-- Data for the task --
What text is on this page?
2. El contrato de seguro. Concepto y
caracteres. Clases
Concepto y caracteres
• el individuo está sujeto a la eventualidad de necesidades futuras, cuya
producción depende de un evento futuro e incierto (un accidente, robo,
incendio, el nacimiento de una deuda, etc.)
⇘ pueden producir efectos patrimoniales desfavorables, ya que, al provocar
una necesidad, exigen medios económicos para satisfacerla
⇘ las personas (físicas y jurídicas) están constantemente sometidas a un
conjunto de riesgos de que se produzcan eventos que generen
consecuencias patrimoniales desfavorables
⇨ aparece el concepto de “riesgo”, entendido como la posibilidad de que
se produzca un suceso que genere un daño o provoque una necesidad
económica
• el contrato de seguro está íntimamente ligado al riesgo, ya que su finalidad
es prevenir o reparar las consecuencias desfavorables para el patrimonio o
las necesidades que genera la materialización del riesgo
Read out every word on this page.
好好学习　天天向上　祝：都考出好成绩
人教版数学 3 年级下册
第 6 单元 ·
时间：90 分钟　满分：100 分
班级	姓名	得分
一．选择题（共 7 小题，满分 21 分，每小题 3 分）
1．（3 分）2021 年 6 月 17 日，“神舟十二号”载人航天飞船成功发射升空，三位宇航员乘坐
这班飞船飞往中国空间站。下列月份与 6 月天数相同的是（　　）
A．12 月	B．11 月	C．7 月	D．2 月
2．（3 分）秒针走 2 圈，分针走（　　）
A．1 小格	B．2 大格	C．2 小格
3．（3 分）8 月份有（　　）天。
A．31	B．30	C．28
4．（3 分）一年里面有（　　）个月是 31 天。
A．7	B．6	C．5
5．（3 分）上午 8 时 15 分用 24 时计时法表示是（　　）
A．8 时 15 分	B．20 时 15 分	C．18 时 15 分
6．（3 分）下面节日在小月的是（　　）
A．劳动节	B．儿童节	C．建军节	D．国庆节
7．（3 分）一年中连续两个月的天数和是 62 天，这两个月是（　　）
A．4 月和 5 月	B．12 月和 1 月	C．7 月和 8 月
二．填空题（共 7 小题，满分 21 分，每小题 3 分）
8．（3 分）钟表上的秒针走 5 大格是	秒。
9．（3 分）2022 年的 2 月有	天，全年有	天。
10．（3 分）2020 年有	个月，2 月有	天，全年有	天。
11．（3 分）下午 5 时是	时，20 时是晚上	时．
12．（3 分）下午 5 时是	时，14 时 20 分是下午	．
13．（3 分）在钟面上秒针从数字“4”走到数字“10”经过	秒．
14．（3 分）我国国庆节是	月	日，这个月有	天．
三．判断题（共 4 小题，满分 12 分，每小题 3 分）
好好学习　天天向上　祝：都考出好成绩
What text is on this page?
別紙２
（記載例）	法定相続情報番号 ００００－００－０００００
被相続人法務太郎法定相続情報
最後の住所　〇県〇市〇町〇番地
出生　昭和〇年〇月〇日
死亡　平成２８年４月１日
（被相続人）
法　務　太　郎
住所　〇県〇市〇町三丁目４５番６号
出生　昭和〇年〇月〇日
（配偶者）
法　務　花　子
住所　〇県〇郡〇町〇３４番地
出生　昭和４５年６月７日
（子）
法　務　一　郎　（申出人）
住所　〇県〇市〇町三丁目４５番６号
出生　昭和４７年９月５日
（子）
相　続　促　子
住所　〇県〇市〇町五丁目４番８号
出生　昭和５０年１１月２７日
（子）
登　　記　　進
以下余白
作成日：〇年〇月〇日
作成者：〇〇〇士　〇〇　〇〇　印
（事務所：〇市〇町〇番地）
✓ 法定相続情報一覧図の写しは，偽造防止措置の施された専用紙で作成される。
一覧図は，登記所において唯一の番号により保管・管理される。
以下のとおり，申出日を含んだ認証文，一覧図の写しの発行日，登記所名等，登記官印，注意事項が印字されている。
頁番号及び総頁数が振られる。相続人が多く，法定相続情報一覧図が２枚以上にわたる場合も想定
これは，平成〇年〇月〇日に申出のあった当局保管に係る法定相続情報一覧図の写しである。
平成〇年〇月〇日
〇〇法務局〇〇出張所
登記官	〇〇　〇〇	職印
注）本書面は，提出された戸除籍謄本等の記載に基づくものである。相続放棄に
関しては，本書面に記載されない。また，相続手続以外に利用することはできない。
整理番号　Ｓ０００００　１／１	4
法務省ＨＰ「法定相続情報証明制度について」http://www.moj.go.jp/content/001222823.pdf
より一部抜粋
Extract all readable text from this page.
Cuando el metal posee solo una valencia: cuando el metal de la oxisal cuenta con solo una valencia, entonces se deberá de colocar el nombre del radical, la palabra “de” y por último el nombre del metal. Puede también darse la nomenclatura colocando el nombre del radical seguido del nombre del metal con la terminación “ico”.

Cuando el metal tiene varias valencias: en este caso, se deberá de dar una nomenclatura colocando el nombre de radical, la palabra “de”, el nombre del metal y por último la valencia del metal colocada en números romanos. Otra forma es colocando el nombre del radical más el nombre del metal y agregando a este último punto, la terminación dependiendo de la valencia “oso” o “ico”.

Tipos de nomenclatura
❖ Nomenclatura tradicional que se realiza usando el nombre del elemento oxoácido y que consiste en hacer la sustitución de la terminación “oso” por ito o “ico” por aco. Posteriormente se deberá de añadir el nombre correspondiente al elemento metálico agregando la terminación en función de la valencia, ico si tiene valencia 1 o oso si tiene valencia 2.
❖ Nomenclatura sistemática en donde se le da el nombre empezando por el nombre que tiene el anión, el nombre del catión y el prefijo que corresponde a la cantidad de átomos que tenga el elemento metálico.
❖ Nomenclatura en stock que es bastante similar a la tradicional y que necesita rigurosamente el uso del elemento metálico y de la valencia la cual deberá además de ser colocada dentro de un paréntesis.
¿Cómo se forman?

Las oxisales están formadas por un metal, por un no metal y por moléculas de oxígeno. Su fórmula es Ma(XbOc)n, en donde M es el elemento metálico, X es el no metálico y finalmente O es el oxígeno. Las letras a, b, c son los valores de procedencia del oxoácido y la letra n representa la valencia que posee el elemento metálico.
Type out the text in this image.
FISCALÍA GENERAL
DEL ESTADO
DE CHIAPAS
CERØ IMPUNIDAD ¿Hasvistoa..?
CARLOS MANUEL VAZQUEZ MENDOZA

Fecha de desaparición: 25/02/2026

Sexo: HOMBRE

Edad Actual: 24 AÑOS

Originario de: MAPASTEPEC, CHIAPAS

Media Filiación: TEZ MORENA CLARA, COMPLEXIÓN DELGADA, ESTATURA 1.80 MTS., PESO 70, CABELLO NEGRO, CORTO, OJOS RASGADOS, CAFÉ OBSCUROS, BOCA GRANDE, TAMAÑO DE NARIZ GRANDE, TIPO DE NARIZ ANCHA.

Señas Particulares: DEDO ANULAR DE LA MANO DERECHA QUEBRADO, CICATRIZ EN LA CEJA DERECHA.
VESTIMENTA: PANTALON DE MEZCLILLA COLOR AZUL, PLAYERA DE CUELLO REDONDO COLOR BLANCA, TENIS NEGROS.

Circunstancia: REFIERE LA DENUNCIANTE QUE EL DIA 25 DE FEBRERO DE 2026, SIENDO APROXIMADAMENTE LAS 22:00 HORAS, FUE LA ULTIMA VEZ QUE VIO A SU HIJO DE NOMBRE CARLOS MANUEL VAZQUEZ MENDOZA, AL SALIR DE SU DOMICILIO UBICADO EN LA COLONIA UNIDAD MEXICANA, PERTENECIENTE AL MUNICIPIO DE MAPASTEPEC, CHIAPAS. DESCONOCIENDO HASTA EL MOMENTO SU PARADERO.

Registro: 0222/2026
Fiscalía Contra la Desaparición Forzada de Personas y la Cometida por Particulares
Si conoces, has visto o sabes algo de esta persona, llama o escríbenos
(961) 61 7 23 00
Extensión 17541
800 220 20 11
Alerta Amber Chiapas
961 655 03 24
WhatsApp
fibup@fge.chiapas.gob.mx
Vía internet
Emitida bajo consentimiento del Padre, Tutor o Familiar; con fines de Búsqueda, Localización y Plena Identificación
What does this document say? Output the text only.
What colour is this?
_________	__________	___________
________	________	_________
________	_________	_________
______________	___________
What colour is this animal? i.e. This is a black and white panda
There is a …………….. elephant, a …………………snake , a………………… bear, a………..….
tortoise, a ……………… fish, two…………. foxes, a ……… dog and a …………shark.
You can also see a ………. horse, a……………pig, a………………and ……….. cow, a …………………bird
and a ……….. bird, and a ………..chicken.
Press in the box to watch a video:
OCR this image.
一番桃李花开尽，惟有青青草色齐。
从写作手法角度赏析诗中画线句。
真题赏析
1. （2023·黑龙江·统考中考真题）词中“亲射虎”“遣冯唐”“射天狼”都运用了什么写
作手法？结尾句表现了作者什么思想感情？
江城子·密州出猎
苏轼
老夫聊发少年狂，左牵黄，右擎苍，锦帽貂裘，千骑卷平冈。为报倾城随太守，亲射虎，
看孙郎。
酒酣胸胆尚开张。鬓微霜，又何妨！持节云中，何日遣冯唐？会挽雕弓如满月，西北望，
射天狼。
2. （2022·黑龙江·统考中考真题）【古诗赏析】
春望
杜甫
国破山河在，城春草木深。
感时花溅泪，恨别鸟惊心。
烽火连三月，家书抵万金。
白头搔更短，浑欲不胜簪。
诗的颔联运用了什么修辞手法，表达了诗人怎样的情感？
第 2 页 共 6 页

-- Problem requirements --
Give the count of lines holding the word "consecuencias", with no other words.

-- Right answer --
2